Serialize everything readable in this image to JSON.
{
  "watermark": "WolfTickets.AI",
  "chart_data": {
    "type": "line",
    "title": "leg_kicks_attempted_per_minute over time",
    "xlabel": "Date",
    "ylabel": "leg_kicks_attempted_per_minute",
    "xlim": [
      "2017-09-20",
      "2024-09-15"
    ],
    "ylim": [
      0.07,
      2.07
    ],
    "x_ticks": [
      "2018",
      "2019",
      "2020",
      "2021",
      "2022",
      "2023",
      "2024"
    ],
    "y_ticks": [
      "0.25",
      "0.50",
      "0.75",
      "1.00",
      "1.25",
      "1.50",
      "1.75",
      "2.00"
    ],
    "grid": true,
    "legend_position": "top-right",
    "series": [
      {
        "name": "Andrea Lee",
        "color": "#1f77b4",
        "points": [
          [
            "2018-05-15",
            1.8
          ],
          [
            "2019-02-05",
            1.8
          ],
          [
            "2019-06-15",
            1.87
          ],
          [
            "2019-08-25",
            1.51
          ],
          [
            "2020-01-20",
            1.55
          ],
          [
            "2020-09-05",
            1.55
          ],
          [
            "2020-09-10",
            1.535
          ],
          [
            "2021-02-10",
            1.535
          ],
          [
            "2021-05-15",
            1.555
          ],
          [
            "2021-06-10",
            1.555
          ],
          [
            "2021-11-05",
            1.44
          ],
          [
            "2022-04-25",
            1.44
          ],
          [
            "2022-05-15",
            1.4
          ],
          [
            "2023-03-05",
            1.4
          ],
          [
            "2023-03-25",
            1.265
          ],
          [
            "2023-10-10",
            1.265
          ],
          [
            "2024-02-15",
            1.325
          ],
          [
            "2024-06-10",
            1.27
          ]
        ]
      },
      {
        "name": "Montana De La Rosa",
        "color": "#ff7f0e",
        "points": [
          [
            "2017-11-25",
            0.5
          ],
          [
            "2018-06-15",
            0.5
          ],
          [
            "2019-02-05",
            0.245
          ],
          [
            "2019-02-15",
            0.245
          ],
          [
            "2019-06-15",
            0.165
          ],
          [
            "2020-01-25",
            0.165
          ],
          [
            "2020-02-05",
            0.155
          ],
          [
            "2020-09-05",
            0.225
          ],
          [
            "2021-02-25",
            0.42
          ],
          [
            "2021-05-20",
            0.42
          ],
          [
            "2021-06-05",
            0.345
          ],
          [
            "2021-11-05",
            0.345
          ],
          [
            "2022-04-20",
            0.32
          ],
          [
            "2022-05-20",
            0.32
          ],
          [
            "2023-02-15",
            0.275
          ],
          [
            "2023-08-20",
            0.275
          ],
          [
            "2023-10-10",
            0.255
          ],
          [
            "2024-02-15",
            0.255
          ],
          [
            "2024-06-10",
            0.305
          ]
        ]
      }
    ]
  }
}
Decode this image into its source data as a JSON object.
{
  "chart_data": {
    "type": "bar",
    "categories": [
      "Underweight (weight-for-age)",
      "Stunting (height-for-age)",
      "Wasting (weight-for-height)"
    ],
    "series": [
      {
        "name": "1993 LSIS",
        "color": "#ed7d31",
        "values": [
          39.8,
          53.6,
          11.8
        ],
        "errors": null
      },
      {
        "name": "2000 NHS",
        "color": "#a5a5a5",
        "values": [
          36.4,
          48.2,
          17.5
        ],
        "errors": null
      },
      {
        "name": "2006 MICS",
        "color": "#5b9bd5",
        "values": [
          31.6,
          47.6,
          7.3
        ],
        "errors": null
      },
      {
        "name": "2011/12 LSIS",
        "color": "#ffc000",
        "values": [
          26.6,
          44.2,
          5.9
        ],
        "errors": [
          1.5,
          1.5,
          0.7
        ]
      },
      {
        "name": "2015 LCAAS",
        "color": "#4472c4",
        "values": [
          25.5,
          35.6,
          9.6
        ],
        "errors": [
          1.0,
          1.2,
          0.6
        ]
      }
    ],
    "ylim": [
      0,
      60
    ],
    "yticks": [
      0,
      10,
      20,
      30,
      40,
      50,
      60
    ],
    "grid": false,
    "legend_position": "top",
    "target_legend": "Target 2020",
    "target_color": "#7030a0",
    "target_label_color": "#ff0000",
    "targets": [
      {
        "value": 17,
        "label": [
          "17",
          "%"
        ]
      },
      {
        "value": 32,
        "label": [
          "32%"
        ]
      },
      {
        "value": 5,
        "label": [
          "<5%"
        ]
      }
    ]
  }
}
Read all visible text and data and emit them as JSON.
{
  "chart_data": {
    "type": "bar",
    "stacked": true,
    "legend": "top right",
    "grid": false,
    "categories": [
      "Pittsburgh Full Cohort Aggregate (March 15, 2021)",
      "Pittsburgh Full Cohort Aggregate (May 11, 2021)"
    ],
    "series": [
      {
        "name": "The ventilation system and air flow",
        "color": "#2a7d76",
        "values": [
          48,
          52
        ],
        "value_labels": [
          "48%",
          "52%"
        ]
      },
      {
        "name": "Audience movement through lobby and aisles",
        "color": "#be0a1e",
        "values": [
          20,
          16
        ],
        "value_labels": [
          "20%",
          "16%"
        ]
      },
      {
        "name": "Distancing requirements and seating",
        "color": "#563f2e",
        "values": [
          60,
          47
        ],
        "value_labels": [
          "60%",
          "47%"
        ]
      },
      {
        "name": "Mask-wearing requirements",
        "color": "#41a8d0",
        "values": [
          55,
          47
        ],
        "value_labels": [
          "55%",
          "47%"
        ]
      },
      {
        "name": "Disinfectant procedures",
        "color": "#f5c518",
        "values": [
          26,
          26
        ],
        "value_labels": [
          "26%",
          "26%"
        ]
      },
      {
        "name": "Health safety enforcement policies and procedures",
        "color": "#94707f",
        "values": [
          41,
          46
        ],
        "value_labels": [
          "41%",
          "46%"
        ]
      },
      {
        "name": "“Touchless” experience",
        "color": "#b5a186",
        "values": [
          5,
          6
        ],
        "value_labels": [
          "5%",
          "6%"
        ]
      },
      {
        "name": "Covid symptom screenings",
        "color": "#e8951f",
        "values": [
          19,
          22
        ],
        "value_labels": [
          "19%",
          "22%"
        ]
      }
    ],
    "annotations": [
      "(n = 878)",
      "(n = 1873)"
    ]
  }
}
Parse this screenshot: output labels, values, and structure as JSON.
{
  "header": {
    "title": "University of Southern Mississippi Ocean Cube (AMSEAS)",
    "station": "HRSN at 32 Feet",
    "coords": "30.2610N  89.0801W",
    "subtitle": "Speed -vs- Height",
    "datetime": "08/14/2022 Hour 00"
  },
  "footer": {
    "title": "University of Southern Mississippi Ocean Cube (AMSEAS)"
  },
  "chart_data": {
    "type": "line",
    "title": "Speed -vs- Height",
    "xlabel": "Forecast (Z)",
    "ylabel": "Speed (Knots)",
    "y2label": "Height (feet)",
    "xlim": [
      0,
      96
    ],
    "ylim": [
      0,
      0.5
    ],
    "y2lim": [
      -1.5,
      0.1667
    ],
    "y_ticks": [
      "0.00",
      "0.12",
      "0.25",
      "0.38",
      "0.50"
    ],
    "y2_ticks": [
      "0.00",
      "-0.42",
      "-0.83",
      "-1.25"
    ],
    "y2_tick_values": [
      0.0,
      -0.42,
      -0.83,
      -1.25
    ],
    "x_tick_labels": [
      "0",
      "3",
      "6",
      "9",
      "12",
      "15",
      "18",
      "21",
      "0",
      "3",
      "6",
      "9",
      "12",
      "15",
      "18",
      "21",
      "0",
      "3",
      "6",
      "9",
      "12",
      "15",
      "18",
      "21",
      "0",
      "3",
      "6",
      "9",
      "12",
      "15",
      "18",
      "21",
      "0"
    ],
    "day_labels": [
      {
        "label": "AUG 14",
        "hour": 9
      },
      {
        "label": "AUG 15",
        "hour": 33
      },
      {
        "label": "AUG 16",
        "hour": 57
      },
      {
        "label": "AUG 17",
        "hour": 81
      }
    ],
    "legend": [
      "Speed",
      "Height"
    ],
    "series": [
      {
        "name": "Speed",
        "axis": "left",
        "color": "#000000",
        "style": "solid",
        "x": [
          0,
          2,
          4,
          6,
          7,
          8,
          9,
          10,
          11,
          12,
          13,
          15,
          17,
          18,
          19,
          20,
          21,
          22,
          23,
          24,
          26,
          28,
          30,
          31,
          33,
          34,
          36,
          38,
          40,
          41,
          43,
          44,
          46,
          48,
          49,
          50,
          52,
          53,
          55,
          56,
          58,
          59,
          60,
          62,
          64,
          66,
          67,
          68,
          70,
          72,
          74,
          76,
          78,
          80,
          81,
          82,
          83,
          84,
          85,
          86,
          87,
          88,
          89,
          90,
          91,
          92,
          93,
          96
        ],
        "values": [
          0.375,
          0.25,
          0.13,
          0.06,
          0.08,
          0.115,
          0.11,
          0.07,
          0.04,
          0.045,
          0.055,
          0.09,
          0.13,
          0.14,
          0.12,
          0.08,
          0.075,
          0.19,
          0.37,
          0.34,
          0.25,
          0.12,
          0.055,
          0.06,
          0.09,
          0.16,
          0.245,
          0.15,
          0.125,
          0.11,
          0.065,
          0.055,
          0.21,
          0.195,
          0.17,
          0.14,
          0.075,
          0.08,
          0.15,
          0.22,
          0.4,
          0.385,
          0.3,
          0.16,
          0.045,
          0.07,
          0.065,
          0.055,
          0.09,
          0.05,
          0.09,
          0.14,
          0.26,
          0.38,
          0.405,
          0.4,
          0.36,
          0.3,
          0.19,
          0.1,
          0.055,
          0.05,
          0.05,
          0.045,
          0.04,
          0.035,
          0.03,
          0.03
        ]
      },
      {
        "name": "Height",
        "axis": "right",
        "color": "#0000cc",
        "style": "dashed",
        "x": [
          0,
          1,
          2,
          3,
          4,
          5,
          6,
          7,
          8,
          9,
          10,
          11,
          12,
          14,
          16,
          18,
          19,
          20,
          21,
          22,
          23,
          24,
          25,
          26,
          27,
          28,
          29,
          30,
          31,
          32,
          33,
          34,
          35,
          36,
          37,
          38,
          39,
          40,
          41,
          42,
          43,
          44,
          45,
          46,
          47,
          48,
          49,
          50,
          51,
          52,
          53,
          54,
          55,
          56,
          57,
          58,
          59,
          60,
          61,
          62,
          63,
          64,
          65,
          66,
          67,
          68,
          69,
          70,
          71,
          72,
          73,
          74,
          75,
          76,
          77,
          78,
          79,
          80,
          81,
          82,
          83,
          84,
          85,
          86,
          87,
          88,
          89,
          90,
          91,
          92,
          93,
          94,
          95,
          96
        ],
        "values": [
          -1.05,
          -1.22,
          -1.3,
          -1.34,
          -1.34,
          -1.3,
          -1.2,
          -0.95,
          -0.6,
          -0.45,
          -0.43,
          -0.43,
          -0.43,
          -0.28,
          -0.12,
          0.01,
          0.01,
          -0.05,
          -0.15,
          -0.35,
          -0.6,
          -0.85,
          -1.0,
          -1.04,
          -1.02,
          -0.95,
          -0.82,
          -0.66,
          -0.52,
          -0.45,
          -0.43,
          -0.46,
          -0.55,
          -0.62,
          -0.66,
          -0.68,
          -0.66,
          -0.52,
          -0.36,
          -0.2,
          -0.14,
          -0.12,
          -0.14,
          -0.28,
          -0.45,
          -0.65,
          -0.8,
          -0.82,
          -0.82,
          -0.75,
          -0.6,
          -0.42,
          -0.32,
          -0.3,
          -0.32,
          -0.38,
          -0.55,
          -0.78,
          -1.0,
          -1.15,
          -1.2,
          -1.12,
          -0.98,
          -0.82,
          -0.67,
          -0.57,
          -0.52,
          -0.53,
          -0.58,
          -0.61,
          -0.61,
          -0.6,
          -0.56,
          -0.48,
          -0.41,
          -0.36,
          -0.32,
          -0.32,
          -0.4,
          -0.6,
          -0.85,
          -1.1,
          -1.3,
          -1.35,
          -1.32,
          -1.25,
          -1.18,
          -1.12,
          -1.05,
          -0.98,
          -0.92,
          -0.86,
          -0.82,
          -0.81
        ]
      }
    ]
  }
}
┄┄┄┄┄┄┄┄┄┄
● **TASK BRIEF**: How many lines in the listing contain "AMSEAS"? Answer with the number alone.

● **OUTPUT**: 2